__Available records__:
○ ○ ○
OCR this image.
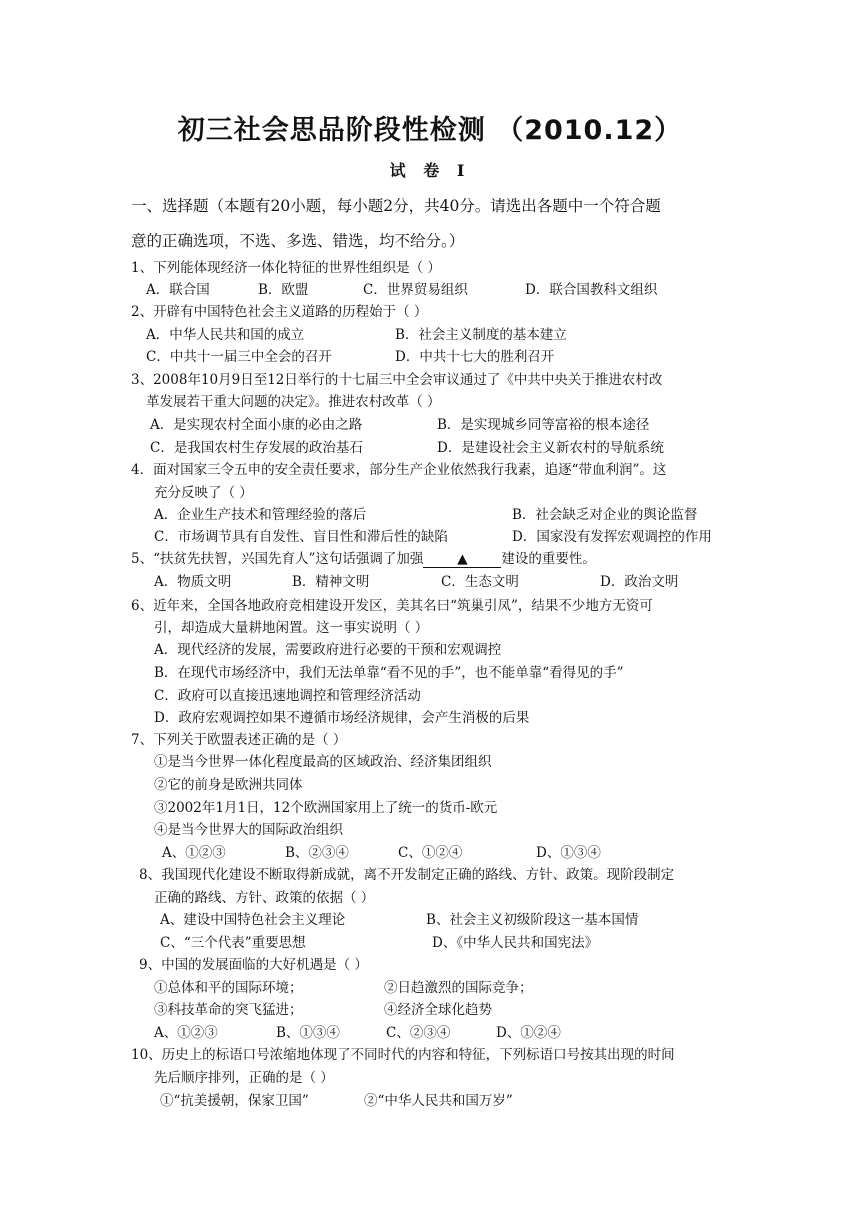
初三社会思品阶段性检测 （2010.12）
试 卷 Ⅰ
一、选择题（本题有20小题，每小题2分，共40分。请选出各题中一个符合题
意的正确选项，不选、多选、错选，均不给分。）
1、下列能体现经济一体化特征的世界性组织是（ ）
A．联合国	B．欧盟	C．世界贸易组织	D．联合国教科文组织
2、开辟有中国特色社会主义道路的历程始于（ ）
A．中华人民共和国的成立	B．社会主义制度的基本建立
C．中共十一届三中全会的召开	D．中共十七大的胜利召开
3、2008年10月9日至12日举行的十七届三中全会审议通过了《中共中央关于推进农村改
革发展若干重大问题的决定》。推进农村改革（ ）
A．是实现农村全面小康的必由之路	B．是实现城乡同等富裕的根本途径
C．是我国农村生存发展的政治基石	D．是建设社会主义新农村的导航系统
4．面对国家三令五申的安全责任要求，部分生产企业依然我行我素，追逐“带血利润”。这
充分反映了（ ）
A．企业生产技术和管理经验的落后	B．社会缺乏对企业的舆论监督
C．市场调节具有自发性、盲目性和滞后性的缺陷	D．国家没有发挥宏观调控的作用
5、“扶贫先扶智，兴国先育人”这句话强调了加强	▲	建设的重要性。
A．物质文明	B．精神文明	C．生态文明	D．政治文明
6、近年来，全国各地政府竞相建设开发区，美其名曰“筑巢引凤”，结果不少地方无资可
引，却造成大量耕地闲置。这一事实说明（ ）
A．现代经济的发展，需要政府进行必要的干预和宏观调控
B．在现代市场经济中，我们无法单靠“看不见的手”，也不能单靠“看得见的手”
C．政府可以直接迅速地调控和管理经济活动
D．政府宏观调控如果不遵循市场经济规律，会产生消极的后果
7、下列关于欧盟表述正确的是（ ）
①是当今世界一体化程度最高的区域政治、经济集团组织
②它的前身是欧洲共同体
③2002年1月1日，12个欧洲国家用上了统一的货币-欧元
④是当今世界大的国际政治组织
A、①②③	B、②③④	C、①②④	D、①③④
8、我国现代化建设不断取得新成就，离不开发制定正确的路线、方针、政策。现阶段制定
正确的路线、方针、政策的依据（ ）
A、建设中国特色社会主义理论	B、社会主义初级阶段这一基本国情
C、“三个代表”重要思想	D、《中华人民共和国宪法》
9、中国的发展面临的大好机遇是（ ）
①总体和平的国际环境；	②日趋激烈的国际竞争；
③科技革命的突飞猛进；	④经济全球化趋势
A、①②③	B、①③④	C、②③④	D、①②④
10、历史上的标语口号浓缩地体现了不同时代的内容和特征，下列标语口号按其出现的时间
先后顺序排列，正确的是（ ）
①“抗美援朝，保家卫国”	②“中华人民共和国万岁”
○ ○ ○
__Exercise aim__:
Exclude every picture and copy the remaining data exactly.

__Exercise result__:
OCR this image.
初三社会思品阶段性检测 （2010.12）
试 卷 Ⅰ
一、选择题（本题有20小题，每小题2分，共40分。请选出各题中一个符合题
意的正确选项，不选、多选、错选，均不给分。）
1、下列能体现经济一体化特征的世界性组织是（ ）
A．联合国	B．欧盟	C．世界贸易组织	D．联合国教科文组织
2、开辟有中国特色社会主义道路的历程始于（ ）
A．中华人民共和国的成立	B．社会主义制度的基本建立
C．中共十一届三中全会的召开	D．中共十七大的胜利召开
3、2008年10月9日至12日举行的十七届三中全会审议通过了《中共中央关于推进农村改
革发展若干重大问题的决定》。推进农村改革（ ）
A．是实现农村全面小康的必由之路	B．是实现城乡同等富裕的根本途径
C．是我国农村生存发展的政治基石	D．是建设社会主义新农村的导航系统
4．面对国家三令五申的安全责任要求，部分生产企业依然我行我素，追逐“带血利润”。这
充分反映了（ ）
A．企业生产技术和管理经验的落后	B．社会缺乏对企业的舆论监督
C．市场调节具有自发性、盲目性和滞后性的缺陷	D．国家没有发挥宏观调控的作用
5、“扶贫先扶智，兴国先育人”这句话强调了加强	▲	建设的重要性。
A．物质文明	B．精神文明	C．生态文明	D．政治文明
6、近年来，全国各地政府竞相建设开发区，美其名曰“筑巢引凤”，结果不少地方无资可
引，却造成大量耕地闲置。这一事实说明（ ）
A．现代经济的发展，需要政府进行必要的干预和宏观调控
B．在现代市场经济中，我们无法单靠“看不见的手”，也不能单靠“看得见的手”
C．政府可以直接迅速地调控和管理经济活动
D．政府宏观调控如果不遵循市场经济规律，会产生消极的后果
7、下列关于欧盟表述正确的是（ ）
①是当今世界一体化程度最高的区域政治、经济集团组织
②它的前身是欧洲共同体
③2002年1月1日，12个欧洲国家用上了统一的货币-欧元
④是当今世界大的国际政治组织
A、①②③	B、②③④	C、①②④	D、①③④
8、我国现代化建设不断取得新成就，离不开发制定正确的路线、方针、政策。现阶段制定
正确的路线、方针、政策的依据（ ）
A、建设中国特色社会主义理论	B、社会主义初级阶段这一基本国情
C、“三个代表”重要思想	D、《中华人民共和国宪法》
9、中国的发展面临的大好机遇是（ ）
①总体和平的国际环境；	②日趋激烈的国际竞争；
③科技革命的突飞猛进；	④经济全球化趋势
A、①②③	B、①③④	C、②③④	D、①②④
10、历史上的标语口号浓缩地体现了不同时代的内容和特征，下列标语口号按其出现的时间
先后顺序排列，正确的是（ ）
①“抗美援朝，保家卫国”	②“中华人民共和国万岁”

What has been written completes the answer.